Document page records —
++++

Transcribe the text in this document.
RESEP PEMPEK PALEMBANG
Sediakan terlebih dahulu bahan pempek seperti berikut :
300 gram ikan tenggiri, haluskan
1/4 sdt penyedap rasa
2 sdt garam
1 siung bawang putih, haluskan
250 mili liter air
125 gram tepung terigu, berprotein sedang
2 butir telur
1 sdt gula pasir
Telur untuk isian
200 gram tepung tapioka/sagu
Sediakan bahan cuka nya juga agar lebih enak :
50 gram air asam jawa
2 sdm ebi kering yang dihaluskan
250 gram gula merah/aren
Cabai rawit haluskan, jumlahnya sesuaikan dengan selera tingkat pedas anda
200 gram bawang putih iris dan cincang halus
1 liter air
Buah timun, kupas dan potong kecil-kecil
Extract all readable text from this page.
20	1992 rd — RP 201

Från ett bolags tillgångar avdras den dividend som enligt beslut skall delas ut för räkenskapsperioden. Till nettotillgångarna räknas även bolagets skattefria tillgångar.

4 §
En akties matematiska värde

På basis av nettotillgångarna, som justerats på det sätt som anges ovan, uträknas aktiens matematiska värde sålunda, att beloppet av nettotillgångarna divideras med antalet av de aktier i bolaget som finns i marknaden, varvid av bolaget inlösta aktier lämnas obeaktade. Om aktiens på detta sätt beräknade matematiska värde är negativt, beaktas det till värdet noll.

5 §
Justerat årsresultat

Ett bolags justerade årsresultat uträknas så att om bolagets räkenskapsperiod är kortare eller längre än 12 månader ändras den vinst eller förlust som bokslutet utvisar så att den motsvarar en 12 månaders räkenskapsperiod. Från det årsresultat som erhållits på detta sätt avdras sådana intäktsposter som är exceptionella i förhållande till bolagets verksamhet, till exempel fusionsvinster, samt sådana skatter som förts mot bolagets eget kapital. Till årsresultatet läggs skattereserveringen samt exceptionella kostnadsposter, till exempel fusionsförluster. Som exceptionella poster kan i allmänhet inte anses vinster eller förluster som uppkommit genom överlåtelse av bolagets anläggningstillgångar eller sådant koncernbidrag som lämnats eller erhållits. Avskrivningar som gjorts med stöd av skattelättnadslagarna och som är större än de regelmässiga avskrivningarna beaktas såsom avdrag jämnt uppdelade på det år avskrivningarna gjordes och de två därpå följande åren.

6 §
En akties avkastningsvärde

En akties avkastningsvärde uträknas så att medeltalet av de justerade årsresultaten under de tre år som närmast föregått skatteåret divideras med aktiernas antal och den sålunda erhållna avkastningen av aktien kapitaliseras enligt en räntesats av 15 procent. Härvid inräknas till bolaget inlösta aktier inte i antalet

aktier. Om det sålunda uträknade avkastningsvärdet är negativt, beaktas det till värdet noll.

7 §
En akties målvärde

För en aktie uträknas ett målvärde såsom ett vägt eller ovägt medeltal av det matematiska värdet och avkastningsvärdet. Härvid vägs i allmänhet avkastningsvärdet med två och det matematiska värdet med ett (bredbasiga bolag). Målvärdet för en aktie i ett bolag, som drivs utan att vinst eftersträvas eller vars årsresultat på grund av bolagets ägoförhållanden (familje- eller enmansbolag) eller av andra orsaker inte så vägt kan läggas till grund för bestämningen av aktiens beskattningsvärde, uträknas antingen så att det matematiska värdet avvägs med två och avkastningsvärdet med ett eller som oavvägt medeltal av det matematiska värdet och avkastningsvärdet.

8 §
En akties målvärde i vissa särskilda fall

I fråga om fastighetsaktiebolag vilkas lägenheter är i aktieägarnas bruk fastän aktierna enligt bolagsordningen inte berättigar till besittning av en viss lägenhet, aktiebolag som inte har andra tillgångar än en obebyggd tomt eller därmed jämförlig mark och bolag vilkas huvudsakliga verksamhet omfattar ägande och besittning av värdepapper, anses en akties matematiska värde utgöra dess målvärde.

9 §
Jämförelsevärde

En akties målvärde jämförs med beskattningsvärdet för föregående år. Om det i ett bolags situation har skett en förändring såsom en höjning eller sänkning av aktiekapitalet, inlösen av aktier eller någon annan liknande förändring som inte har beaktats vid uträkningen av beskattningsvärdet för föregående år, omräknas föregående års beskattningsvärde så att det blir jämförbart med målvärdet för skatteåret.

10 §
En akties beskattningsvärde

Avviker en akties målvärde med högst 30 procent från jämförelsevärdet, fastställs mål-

++++

EXERCISE DESCRIPTION — Which of the lines above hold the word "inlösta"? Copy each one.

SOLUTION —
På basis av nettotillgångarna, som justerats på det sätt som anges ovan, uträknas aktiens matematiska värde sålunda, att beloppet av nettotillgångarna divideras med antalet av de aktier i bolaget som finns i marknaden, varvid av bolaget inlösta aktier lämnas obeaktade. Om aktiens på detta sätt beräknade matematiska värde är negativt, beaktas det till värdet noll.
En akties avkastningsvärde uträknas så att medeltalet av de justerade årsresultaten under de tre år som närmast föregått skatteåret divideras med aktiernas antal och den sålunda erhållna avkastningen av aktien kapitaliseras enligt en räntesats av 15 procent. Härvid inräknas till bolaget inlösta aktier inte i antalet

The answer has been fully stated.